-- START --

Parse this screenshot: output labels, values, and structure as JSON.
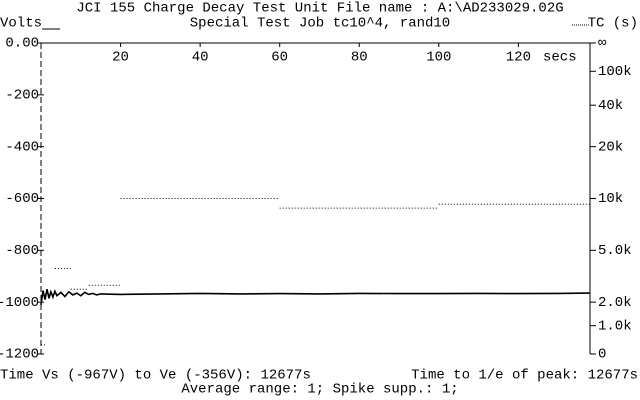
{
  "chart_data": {
    "type": "line",
    "title": "JCI 155 Charge Decay Test Unit   File name : A:\\AD233029.02G",
    "subtitle": "Special Test Job tc10^4, rand10",
    "y_label": "Volts",
    "y2_label": "TC (s)",
    "x_label": "secs",
    "footer_left": "Time Vs (-967V) to Ve (-356V): 12677s",
    "footer_right": "Time to 1/e of peak: 12677s",
    "footer_center": "Average range: 1; Spike supp.: 1;",
    "xlim": [
      0,
      138
    ],
    "xticks": [
      20,
      40,
      60,
      80,
      100,
      120
    ],
    "ylim": [
      -1200,
      0
    ],
    "yticks": [
      {
        "value": 0,
        "label": "0.00"
      },
      -200,
      -400,
      -600,
      -800,
      -1000,
      -1200
    ],
    "y2scale": {
      "type": "reciprocal",
      "half": 10000
    },
    "y2ticks": [
      {
        "value": null,
        "label": "∞"
      },
      {
        "value": 100000,
        "label": "100k"
      },
      {
        "value": 40000,
        "label": "40k"
      },
      {
        "value": 20000,
        "label": "20k"
      },
      {
        "value": 10000,
        "label": "10k"
      },
      {
        "value": 5000,
        "label": "5.0k"
      },
      {
        "value": 2000,
        "label": "2.0k"
      },
      {
        "value": 1000,
        "label": "1.0k"
      },
      0
    ],
    "series": [
      {
        "color": "#000000",
        "style": "solid",
        "x": [
          0,
          0.5,
          1,
          1.5,
          2,
          2.5,
          3,
          3.5,
          4,
          5,
          6,
          7,
          8,
          9,
          10,
          11,
          12,
          13,
          14,
          15,
          20,
          30,
          40,
          50,
          60,
          70,
          80,
          90,
          100,
          110,
          120,
          130,
          138
        ],
        "values": [
          -1010,
          -955,
          -990,
          -950,
          -985,
          -960,
          -980,
          -958,
          -975,
          -962,
          -978,
          -960,
          -972,
          -965,
          -975,
          -962,
          -970,
          -966,
          -972,
          -968,
          -970,
          -968,
          -966,
          -968,
          -967,
          -968,
          -966,
          -967,
          -967,
          -966,
          -967,
          -966,
          -965
        ]
      },
      {
        "color": "#000000",
        "style": "dotted",
        "x": [
          0,
          1,
          1,
          3.5,
          7.5,
          7.5,
          7.5,
          12,
          12,
          12,
          20,
          20,
          20,
          60,
          60,
          60,
          100,
          100,
          100,
          138
        ],
        "values": [
          -1165,
          -1165,
          null,
          -870,
          -870,
          null,
          -950,
          -950,
          null,
          -935,
          -935,
          null,
          -600,
          -600,
          null,
          -637,
          -637,
          null,
          -622,
          -622
        ]
      }
    ]
  }
}
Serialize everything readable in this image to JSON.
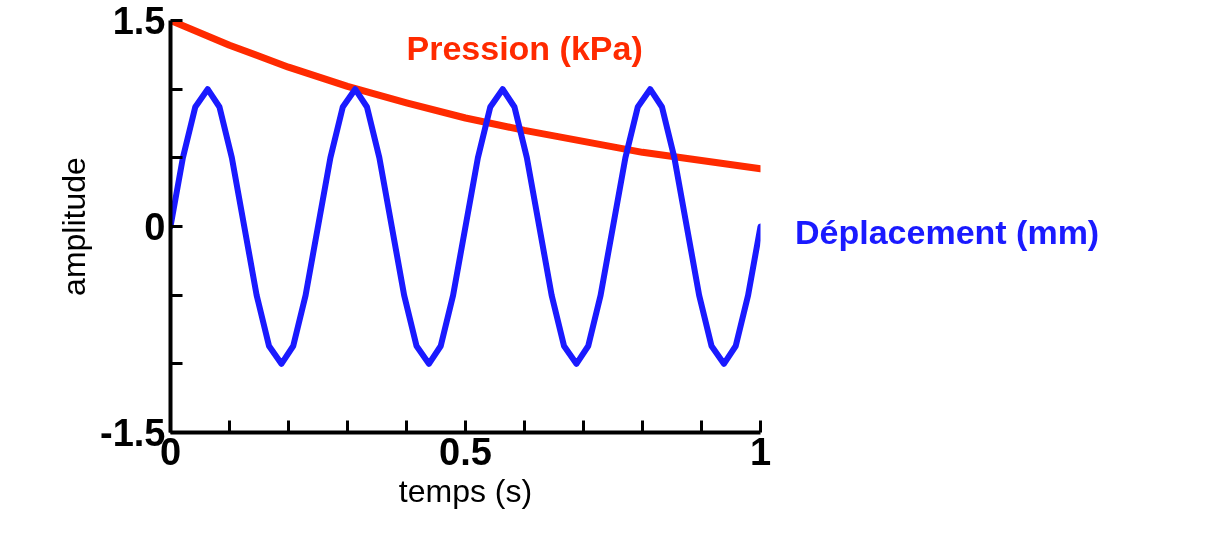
{
  "chart_data": {
    "type": "line",
    "xlabel": "temps (s)",
    "ylabel": "amplitude",
    "xlim": [
      0,
      1
    ],
    "ylim": [
      -1.5,
      1.5
    ],
    "xticks": [
      0,
      {
        "value": 0.1,
        "label": null
      },
      {
        "value": 0.2,
        "label": null
      },
      {
        "value": 0.3,
        "label": null
      },
      {
        "value": 0.4,
        "label": null
      },
      0.5,
      {
        "value": 0.6,
        "label": null
      },
      {
        "value": 0.7,
        "label": null
      },
      {
        "value": 0.8,
        "label": null
      },
      {
        "value": 0.9,
        "label": null
      },
      1
    ],
    "yticks": [
      {
        "value": -1.5,
        "label": "-1.5"
      },
      {
        "value": -1,
        "label": null
      },
      {
        "value": -0.5,
        "label": null
      },
      0,
      {
        "value": 0.5,
        "label": null
      },
      {
        "value": 1,
        "label": null
      },
      {
        "value": 1.5,
        "label": "1.5"
      }
    ],
    "grid": false,
    "legend": false,
    "marker": "none",
    "line_style": "solid",
    "series": [
      {
        "name": "Pression (kPa)",
        "color": "#ff2a00",
        "x": [
          0,
          0.1,
          0.2,
          0.3,
          0.4,
          0.5,
          0.6,
          0.7,
          0.8,
          0.9,
          1
        ],
        "values": [
          1.5,
          1.32,
          1.16,
          1.02,
          0.9,
          0.79,
          0.7,
          0.62,
          0.54,
          0.48,
          0.42
        ]
      },
      {
        "name": "Déplacement (mm)",
        "color": "#1a1aff",
        "x": [
          0,
          0.021,
          0.042,
          0.063,
          0.083,
          0.104,
          0.125,
          0.146,
          0.167,
          0.188,
          0.208,
          0.229,
          0.25,
          0.271,
          0.292,
          0.313,
          0.333,
          0.354,
          0.375,
          0.396,
          0.417,
          0.438,
          0.458,
          0.479,
          0.5,
          0.521,
          0.542,
          0.563,
          0.583,
          0.604,
          0.625,
          0.646,
          0.667,
          0.688,
          0.708,
          0.729,
          0.75,
          0.771,
          0.792,
          0.813,
          0.833,
          0.854,
          0.875,
          0.896,
          0.917,
          0.938,
          0.958,
          0.979,
          1
        ],
        "values": [
          0,
          0.5,
          0.87,
          1,
          0.87,
          0.5,
          0,
          -0.5,
          -0.87,
          -1,
          -0.87,
          -0.5,
          0,
          0.5,
          0.87,
          1,
          0.87,
          0.5,
          0,
          -0.5,
          -0.87,
          -1,
          -0.87,
          -0.5,
          0,
          0.5,
          0.87,
          1,
          0.87,
          0.5,
          0,
          -0.5,
          -0.87,
          -1,
          -0.87,
          -0.5,
          0,
          0.5,
          0.87,
          1,
          0.87,
          0.5,
          0,
          -0.5,
          -0.87,
          -1,
          -0.87,
          -0.5,
          0
        ]
      }
    ]
  }
}
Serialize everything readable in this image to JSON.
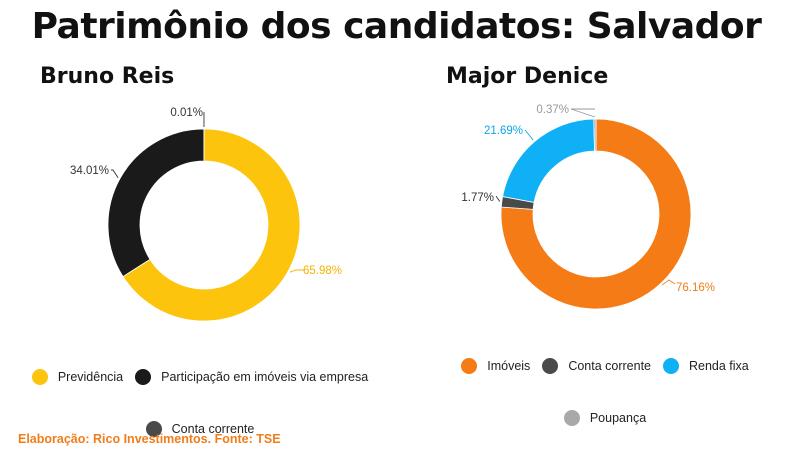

-- END --

DIRECTIONS >>
Write the entries above out in full, exactly, with no images.

REPLY >>
Parse this screenshot: output labels, values, and structure as JSON.
{
  "chart_data": {
    "type": "line",
    "title": "JCI 155 Charge Decay Test Unit   File name : A:\\AD233029.02G",
    "subtitle": "Special Test Job tc10^4, rand10",
    "y_label": "Volts",
    "y2_label": "TC (s)",
    "x_label": "secs",
    "footer_left": "Time Vs (-967V) to Ve (-356V): 12677s",
    "footer_right": "Time to 1/e of peak: 12677s",
    "footer_center": "Average range: 1; Spike supp.: 1;",
    "xlim": [
      0,
      138
    ],
    "xticks": [
      20,
      40,
      60,
      80,
      100,
      120
    ],
    "ylim": [
      -1200,
      0
    ],
    "yticks": [
      {
        "value": 0,
        "label": "0.00"
      },
      -200,
      -400,
      -600,
      -800,
      -1000,
      -1200
    ],
    "y2scale": {
      "type": "reciprocal",
      "half": 10000
    },
    "y2ticks": [
      {
        "value": null,
        "label": "∞"
      },
      {
        "value": 100000,
        "label": "100k"
      },
      {
        "value": 40000,
        "label": "40k"
      },
      {
        "value": 20000,
        "label": "20k"
      },
      {
        "value": 10000,
        "label": "10k"
      },
      {
        "value": 5000,
        "label": "5.0k"
      },
      {
        "value": 2000,
        "label": "2.0k"
      },
      {
        "value": 1000,
        "label": "1.0k"
      },
      0
    ],
    "series": [
      {
        "color": "#000000",
        "style": "solid",
        "x": [
          0,
          0.5,
          1,
          1.5,
          2,
          2.5,
          3,
          3.5,
          4,
          5,
          6,
          7,
          8,
          9,
          10,
          11,
          12,
          13,
          14,
          15,
          20,
          30,
          40,
          50,
          60,
          70,
          80,
          90,
          100,
          110,
          120,
          130,
          138
        ],
        "values": [
          -1010,
          -955,
          -990,
          -950,
          -985,
          -960,
          -980,
          -958,
          -975,
          -962,
          -978,
          -960,
          -972,
          -965,
          -975,
          -962,
          -970,
          -966,
          -972,
          -968,
          -970,
          -968,
          -966,
          -968,
          -967,
          -968,
          -966,
          -967,
          -967,
          -966,
          -967,
          -966,
          -965
        ]
      },
      {
        "color": "#000000",
        "style": "dotted",
        "x": [
          0,
          1,
          1,
          3.5,
          7.5,
          7.5,
          7.5,
          12,
          12,
          12,
          20,
          20,
          20,
          60,
          60,
          60,
          100,
          100,
          100,
          138
        ],
        "values": [
          -1165,
          -1165,
          null,
          -870,
          -870,
          null,
          -950,
          -950,
          null,
          -935,
          -935,
          null,
          -600,
          -600,
          null,
          -637,
          -637,
          null,
          -622,
          -622
        ]
      }
    ]
  }
}
Serialize everything readable in this image to JSON.
{
  "chart_data": {
    "type": "line",
    "xlabel": "temps (s)",
    "ylabel": "amplitude",
    "xlim": [
      0,
      1
    ],
    "ylim": [
      -1.5,
      1.5
    ],
    "xticks": [
      0,
      {
        "value": 0.1,
        "label": null
      },
      {
        "value": 0.2,
        "label": null
      },
      {
        "value": 0.3,
        "label": null
      },
      {
        "value": 0.4,
        "label": null
      },
      0.5,
      {
        "value": 0.6,
        "label": null
      },
      {
        "value": 0.7,
        "label": null
      },
      {
        "value": 0.8,
        "label": null
      },
      {
        "value": 0.9,
        "label": null
      },
      1
    ],
    "yticks": [
      {
        "value": -1.5,
        "label": "-1.5"
      },
      {
        "value": -1,
        "label": null
      },
      {
        "value": -0.5,
        "label": null
      },
      0,
      {
        "value": 0.5,
        "label": null
      },
      {
        "value": 1,
        "label": null
      },
      {
        "value": 1.5,
        "label": "1.5"
      }
    ],
    "grid": false,
    "legend": false,
    "marker": "none",
    "line_style": "solid",
    "series": [
      {
        "name": "Pression (kPa)",
        "color": "#ff2a00",
        "x": [
          0,
          0.1,
          0.2,
          0.3,
          0.4,
          0.5,
          0.6,
          0.7,
          0.8,
          0.9,
          1
        ],
        "values": [
          1.5,
          1.32,
          1.16,
          1.02,
          0.9,
          0.79,
          0.7,
          0.62,
          0.54,
          0.48,
          0.42
        ]
      },
      {
        "name": "Déplacement (mm)",
        "color": "#1a1aff",
        "x": [
          0,
          0.021,
          0.042,
          0.063,
          0.083,
          0.104,
          0.125,
          0.146,
          0.167,
          0.188,
          0.208,
          0.229,
          0.25,
          0.271,
          0.292,
          0.313,
          0.333,
          0.354,
          0.375,
          0.396,
          0.417,
          0.438,
          0.458,
          0.479,
          0.5,
          0.521,
          0.542,
          0.563,
          0.583,
          0.604,
          0.625,
          0.646,
          0.667,
          0.688,
          0.708,
          0.729,
          0.75,
          0.771,
          0.792,
          0.813,
          0.833,
          0.854,
          0.875,
          0.896,
          0.917,
          0.938,
          0.958,
          0.979,
          1
        ],
        "values": [
          0,
          0.5,
          0.87,
          1,
          0.87,
          0.5,
          0,
          -0.5,
          -0.87,
          -1,
          -0.87,
          -0.5,
          0,
          0.5,
          0.87,
          1,
          0.87,
          0.5,
          0,
          -0.5,
          -0.87,
          -1,
          -0.87,
          -0.5,
          0,
          0.5,
          0.87,
          1,
          0.87,
          0.5,
          0,
          -0.5,
          -0.87,
          -1,
          -0.87,
          -0.5,
          0,
          0.5,
          0.87,
          1,
          0.87,
          0.5,
          0,
          -0.5,
          -0.87,
          -1,
          -0.87,
          -0.5,
          0
        ]
      }
    ]
  }
}
Serialize everything readable in this image to JSON.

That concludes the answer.